===== Data supplied
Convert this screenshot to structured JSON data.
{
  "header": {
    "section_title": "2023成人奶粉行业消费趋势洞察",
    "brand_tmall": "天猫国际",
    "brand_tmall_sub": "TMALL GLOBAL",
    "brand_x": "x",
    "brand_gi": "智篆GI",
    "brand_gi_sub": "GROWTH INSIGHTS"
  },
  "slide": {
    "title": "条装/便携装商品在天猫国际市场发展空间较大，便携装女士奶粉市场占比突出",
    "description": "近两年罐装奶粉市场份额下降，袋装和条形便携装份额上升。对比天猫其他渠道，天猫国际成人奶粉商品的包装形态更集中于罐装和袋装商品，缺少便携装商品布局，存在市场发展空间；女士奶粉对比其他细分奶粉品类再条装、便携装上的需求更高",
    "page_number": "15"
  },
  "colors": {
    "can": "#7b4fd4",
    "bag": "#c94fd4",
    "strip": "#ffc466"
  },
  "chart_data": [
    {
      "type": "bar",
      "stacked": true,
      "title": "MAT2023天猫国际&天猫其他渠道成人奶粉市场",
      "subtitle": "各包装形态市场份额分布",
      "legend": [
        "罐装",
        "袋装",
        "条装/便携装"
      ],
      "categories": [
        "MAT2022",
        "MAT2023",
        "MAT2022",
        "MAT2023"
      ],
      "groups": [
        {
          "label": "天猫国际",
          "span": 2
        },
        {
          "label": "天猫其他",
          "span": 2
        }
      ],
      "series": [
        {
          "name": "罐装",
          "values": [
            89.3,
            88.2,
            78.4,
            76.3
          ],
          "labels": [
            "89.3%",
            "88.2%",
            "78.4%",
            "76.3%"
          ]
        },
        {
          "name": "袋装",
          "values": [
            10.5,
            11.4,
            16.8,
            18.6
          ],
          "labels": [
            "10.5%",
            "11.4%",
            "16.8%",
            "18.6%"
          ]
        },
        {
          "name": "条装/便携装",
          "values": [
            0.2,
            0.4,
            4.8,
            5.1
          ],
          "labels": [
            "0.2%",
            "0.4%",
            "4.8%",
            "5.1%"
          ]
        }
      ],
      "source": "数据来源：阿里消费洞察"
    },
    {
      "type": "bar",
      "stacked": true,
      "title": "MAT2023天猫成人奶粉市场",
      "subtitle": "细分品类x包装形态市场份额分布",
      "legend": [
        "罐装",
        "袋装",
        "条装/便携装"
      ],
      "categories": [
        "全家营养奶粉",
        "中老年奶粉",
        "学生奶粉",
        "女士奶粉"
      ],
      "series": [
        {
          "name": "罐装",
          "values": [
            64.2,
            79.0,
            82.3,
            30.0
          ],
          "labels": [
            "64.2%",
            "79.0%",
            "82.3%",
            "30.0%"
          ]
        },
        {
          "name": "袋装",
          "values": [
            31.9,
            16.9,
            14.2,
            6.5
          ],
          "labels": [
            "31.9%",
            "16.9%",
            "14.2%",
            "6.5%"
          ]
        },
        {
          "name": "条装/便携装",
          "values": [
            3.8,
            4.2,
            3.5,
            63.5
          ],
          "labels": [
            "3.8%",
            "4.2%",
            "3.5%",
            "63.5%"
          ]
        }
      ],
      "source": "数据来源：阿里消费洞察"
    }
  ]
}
==========
● **Your instructions**
Print all of the entries exactly as they are written.

● **Solution for this task**
Convert this screenshot to structured JSON data.
{
  "header": {
    "section_title": "2023成人奶粉行业消费趋势洞察",
    "brand_tmall": "天猫国际",
    "brand_tmall_sub": "TMALL GLOBAL",
    "brand_x": "x",
    "brand_gi": "智篆GI",
    "brand_gi_sub": "GROWTH INSIGHTS"
  },
  "slide": {
    "title": "条装/便携装商品在天猫国际市场发展空间较大，便携装女士奶粉市场占比突出",
    "description": "近两年罐装奶粉市场份额下降，袋装和条形便携装份额上升。对比天猫其他渠道，天猫国际成人奶粉商品的包装形态更集中于罐装和袋装商品，缺少便携装商品布局，存在市场发展空间；女士奶粉对比其他细分奶粉品类再条装、便携装上的需求更高",
    "page_number": "15"
  },
  "colors": {
    "can": "#7b4fd4",
    "bag": "#c94fd4",
    "strip": "#ffc466"
  },
  "chart_data": [
    {
      "type": "bar",
      "stacked": true,
      "title": "MAT2023天猫国际&天猫其他渠道成人奶粉市场",
      "subtitle": "各包装形态市场份额分布",
      "legend": [
        "罐装",
        "袋装",
        "条装/便携装"
      ],
      "categories": [
        "MAT2022",
        "MAT2023",
        "MAT2022",
        "MAT2023"
      ],
      "groups": [
        {
          "label": "天猫国际",
          "span": 2
        },
        {
          "label": "天猫其他",
          "span": 2
        }
      ],
      "series": [
        {
          "name": "罐装",
          "values": [
            89.3,
            88.2,
            78.4,
            76.3
          ],
          "labels": [
            "89.3%",
            "88.2%",
            "78.4%",
            "76.3%"
          ]
        },
        {
          "name": "袋装",
          "values": [
            10.5,
            11.4,
            16.8,
            18.6
          ],
          "labels": [
            "10.5%",
            "11.4%",
            "16.8%",
            "18.6%"
          ]
        },
        {
          "name": "条装/便携装",
          "values": [
            0.2,
            0.4,
            4.8,
            5.1
          ],
          "labels": [
            "0.2%",
            "0.4%",
            "4.8%",
            "5.1%"
          ]
        }
      ],
      "source": "数据来源：阿里消费洞察"
    },
    {
      "type": "bar",
      "stacked": true,
      "title": "MAT2023天猫成人奶粉市场",
      "subtitle": "细分品类x包装形态市场份额分布",
      "legend": [
        "罐装",
        "袋装",
        "条装/便携装"
      ],
      "categories": [
        "全家营养奶粉",
        "中老年奶粉",
        "学生奶粉",
        "女士奶粉"
      ],
      "series": [
        {
          "name": "罐装",
          "values": [
            64.2,
            79.0,
            82.3,
            30.0
          ],
          "labels": [
            "64.2%",
            "79.0%",
            "82.3%",
            "30.0%"
          ]
        },
        {
          "name": "袋装",
          "values": [
            31.9,
            16.9,
            14.2,
            6.5
          ],
          "labels": [
            "31.9%",
            "16.9%",
            "14.2%",
            "6.5%"
          ]
        },
        {
          "name": "条装/便携装",
          "values": [
            3.8,
            4.2,
            3.5,
            63.5
          ],
          "labels": [
            "3.8%",
            "4.2%",
            "3.5%",
            "63.5%"
          ]
        }
      ],
      "source": "数据来源：阿里消费洞察"
    }
  ]
}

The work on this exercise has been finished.